*** Opening of Records supplied ***

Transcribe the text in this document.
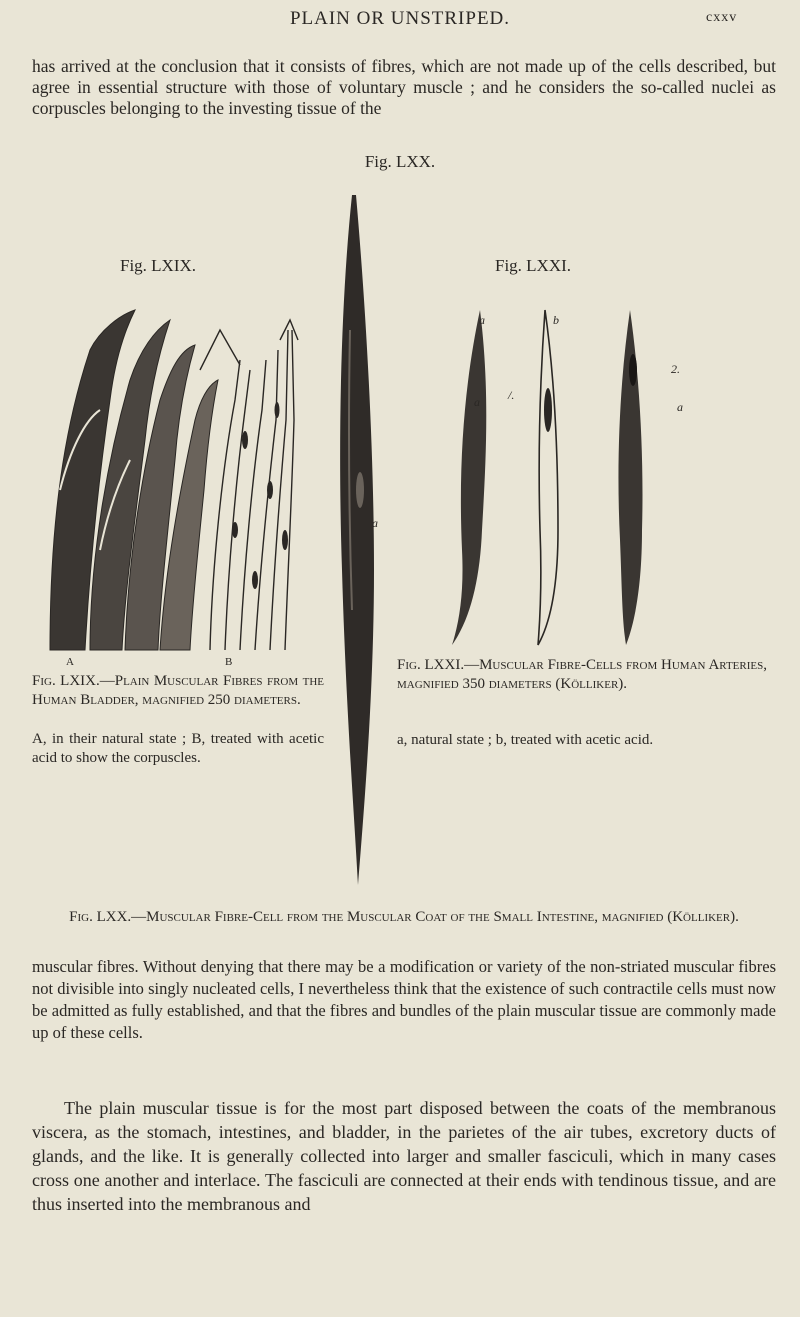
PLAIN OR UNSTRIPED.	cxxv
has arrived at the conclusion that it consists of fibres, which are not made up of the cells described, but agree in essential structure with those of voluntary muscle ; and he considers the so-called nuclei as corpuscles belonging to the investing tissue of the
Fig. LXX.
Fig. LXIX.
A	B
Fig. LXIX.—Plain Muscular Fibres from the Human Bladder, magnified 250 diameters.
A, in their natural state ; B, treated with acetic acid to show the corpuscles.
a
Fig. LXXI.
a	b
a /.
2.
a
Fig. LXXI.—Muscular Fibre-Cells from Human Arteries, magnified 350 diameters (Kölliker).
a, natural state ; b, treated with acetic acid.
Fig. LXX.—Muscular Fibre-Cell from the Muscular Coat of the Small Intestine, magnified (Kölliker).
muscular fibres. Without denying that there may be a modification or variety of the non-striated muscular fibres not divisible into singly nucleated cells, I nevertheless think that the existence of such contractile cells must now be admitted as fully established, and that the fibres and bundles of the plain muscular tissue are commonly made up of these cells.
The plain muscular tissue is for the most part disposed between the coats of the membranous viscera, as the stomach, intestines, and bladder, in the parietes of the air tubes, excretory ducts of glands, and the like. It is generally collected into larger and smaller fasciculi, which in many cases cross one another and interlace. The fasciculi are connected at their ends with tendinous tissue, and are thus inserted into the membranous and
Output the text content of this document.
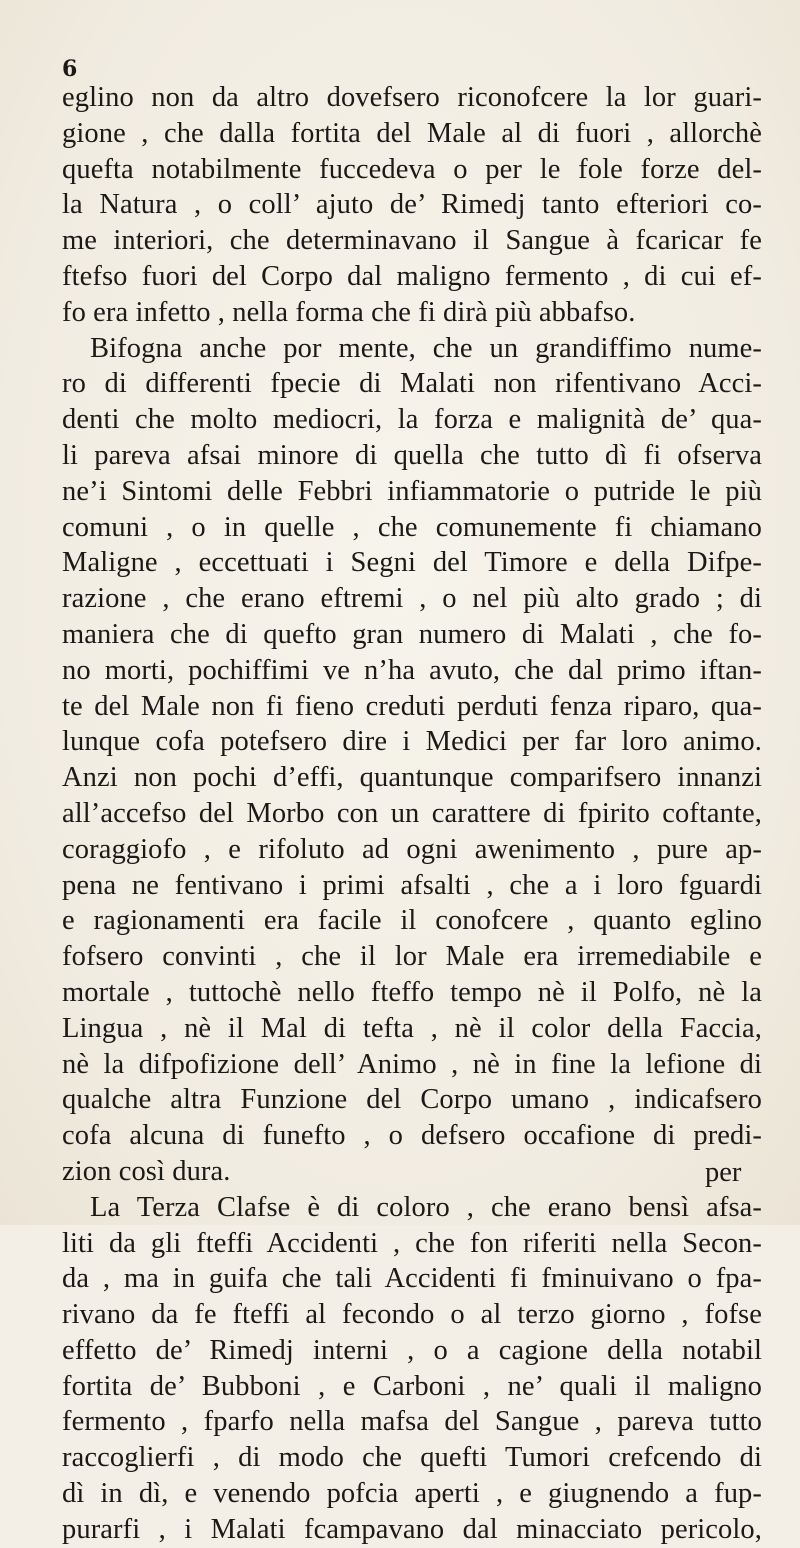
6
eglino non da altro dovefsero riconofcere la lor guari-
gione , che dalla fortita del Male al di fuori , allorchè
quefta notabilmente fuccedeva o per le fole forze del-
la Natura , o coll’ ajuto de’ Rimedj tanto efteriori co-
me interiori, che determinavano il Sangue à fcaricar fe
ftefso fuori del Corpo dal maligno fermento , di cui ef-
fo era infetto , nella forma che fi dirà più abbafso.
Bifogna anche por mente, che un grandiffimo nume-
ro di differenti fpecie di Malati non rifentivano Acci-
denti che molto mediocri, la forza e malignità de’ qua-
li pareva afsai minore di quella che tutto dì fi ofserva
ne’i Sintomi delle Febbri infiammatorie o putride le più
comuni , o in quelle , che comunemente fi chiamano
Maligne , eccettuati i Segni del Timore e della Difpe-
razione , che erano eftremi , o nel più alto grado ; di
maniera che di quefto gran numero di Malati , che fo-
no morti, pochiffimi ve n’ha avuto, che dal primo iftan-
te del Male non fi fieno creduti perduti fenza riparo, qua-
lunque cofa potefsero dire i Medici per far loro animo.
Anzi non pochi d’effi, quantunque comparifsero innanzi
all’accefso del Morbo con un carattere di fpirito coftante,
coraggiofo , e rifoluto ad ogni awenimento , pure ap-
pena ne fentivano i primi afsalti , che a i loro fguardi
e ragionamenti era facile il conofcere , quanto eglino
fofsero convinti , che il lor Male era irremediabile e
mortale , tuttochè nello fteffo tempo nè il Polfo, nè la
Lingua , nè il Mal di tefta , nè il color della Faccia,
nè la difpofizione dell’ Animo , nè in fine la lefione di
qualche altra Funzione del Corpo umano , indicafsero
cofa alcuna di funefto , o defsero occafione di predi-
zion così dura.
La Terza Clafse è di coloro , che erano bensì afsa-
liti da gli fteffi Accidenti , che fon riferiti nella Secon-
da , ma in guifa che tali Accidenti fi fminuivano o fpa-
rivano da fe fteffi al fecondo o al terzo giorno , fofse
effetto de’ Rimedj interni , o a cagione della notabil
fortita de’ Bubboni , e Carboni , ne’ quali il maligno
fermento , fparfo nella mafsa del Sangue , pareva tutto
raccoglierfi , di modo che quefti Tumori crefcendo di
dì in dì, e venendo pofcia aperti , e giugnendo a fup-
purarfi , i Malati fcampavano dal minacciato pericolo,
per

*** Close of Records supplied ***

▶ **Task prompt**
Collect the lines of the records that include the string "Malati".

▶ **Answer to the problem**
ro di differenti fpecie di Malati non rifentivano Acci-
maniera che di quefto gran numero di Malati , che fo-
purarfi , i Malati fcampavano dal minacciato pericolo,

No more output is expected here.